Given text:
The Expositor's Bible CommentaryThe Expositor's Bible Commentary

Verses 1-15

Psalms 144:1-15

THE force of compilation could no further go than in this psalm, which is, in the first eleven verses (Psalms 144:1-11)simply a rechauffe of known psalms, and in Psalms 144:12-15 is most probably an extract from an unknown one of later date. The junctions are not effected with much skill, and the last is tacked on very awkwardly (Psalms 144:12). It is completely unlike the former part, inasmuch as there the speaker is a warlike king praying for victory, while in the latter the nation sings of the tranquil blessings of peaceful expansion. The language of the later portion is full of late forms and obscurities. But the compiler’s course of thought is traceable. He begins by praising Jehovah, who has taught him warlike skill; then adoringly thinks of his own weakness, made strong by God’s condescending regard; next prays for complete victory, and vows fresh praises for new mercies; and closes with a picture of the prosperity which follows conquest, and is secured to Israel because Jehovah is its God.

Psalms 144:1-2 are echoes of Psalms 18:2; Psalms 18:34; Psalms 18:46, with slight variations. The remarkable epithet "My lovingkindness" offends some critics, who emend so as to read "My stronghold"; but it has a parallel in Jonah 2:9, and is forcible as an emotional abbreviation of the fuller "God of my lovingkindness". {Psalms 59:10} The original passage reads "people," which is the only appropriate word in this connection, and should probably be read in Psalms 144:2 c.

Parts of the exercise:
1. In the commentary on Psalm 144, which earlier psalm do Psalms 144:1-2 echo?
2. Write out the passage from the commentary on Psalm 144, beginning at the words "Psalms 144:1-2 are" and stopping after "Psalms 144:2 c.".

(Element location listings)
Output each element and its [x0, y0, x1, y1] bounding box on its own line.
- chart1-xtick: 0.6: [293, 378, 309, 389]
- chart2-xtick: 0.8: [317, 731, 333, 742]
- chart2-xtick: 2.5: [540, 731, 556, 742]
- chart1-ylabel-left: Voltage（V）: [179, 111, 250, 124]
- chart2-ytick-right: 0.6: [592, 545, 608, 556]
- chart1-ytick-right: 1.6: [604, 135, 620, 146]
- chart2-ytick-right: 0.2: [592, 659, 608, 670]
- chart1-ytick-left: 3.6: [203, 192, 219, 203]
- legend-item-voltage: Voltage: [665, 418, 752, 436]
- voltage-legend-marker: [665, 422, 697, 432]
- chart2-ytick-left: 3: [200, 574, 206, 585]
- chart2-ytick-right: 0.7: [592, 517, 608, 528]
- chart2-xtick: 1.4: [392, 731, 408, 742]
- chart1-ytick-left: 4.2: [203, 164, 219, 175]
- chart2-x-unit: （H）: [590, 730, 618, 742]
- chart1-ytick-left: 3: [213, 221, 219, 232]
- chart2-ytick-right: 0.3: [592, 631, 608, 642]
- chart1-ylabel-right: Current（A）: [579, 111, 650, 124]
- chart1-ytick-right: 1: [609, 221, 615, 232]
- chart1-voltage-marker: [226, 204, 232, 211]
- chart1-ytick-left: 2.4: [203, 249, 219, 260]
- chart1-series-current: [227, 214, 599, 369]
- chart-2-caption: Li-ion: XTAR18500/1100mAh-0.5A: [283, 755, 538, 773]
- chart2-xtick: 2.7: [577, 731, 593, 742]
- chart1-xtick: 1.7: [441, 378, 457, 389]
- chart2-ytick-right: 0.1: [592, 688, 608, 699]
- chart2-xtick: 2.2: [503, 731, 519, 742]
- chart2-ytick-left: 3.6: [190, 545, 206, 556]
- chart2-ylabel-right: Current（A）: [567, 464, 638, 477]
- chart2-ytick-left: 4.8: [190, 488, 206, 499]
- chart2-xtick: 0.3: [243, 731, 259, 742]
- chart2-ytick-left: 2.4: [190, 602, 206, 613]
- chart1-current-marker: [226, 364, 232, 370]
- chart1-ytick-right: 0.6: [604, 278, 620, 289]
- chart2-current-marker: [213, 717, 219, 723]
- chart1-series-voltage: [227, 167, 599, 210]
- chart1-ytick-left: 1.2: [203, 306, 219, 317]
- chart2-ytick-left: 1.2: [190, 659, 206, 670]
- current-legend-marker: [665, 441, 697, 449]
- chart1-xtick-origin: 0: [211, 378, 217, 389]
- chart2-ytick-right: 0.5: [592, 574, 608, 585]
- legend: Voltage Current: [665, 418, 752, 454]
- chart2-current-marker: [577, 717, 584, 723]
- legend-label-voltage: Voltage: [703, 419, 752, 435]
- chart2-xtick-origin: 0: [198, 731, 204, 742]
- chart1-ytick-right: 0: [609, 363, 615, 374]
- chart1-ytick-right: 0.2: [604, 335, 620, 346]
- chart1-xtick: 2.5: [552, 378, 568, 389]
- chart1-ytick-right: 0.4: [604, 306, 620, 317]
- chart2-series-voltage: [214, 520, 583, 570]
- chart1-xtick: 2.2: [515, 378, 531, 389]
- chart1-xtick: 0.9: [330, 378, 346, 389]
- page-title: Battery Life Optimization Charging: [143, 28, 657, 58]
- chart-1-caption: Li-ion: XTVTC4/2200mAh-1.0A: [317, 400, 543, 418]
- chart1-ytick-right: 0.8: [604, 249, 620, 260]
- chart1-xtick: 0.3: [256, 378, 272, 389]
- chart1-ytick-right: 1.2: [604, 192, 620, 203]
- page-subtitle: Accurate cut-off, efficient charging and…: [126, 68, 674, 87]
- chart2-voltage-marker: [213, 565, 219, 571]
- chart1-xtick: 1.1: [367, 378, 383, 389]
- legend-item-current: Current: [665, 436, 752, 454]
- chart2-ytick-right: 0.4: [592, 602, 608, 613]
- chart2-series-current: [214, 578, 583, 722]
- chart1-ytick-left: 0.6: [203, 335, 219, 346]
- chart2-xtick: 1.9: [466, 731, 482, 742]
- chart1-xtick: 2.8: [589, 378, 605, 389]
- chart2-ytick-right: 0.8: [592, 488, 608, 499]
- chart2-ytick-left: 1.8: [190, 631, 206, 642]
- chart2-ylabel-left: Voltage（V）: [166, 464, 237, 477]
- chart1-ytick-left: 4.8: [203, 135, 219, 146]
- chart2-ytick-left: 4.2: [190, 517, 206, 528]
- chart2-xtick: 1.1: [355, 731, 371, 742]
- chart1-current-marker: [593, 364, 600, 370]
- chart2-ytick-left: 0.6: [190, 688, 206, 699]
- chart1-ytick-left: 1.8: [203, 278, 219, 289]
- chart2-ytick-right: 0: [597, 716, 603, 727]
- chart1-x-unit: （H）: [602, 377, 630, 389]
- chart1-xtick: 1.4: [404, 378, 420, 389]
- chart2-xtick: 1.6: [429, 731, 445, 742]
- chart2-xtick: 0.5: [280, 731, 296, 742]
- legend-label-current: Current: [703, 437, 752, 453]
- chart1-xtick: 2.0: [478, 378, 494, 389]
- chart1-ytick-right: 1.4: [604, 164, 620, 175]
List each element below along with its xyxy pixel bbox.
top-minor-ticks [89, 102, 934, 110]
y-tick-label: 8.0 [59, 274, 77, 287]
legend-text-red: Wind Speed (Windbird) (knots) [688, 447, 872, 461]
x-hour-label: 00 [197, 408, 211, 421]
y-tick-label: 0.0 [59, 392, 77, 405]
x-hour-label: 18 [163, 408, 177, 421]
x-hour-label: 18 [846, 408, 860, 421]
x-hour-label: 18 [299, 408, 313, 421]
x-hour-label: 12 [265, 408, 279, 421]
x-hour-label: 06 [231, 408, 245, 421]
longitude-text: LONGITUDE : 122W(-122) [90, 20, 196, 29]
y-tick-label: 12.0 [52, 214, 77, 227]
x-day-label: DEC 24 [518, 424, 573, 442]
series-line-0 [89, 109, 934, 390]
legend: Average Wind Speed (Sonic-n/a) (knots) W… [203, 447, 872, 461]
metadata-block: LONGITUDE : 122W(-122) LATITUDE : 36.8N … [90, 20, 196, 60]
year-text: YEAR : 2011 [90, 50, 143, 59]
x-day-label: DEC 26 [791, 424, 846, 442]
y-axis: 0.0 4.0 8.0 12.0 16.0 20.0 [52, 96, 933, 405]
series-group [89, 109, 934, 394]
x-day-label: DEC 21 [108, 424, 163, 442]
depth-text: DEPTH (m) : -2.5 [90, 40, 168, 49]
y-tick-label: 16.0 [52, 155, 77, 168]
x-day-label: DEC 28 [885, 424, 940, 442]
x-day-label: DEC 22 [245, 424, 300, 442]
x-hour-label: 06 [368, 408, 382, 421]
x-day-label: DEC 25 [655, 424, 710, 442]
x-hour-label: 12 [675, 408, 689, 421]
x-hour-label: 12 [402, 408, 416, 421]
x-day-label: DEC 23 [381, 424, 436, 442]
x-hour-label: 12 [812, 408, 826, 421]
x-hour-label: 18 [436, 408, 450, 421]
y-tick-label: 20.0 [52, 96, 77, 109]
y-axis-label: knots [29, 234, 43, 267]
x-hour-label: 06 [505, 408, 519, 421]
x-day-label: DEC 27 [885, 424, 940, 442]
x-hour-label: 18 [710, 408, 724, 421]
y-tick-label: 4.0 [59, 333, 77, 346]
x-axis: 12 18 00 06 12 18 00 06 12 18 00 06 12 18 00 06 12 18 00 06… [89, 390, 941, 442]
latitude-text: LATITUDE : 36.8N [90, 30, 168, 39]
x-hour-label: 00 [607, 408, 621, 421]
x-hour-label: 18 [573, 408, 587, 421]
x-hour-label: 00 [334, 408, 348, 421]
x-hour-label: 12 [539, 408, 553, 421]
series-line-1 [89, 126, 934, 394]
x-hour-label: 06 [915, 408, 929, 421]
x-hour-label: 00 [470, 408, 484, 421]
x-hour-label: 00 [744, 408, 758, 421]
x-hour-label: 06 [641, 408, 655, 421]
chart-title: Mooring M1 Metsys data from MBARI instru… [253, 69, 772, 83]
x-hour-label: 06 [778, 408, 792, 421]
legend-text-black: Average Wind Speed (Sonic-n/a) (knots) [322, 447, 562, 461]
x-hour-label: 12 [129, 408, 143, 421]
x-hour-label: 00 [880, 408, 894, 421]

Answers to each task:
1. Psalm 18 (verses 2, 34 and 46)

2.
Psalms 144:1-2 are echoes of Psalms 18:2; Psalms 18:34; Psalms 18:46, with slight variations. The remarkable epithet "My lovingkindness" offends some critics, who emend so as to read "My stronghold"; but it has a parallel in Jonah 2:9, and is forcible as an emotional abbreviation of the fuller "God of my lovingkindness". {Psalms 59:10} The original passage reads "people," which is the only appropriate word in this connection, and should probably be read in Psalms 144:2 c.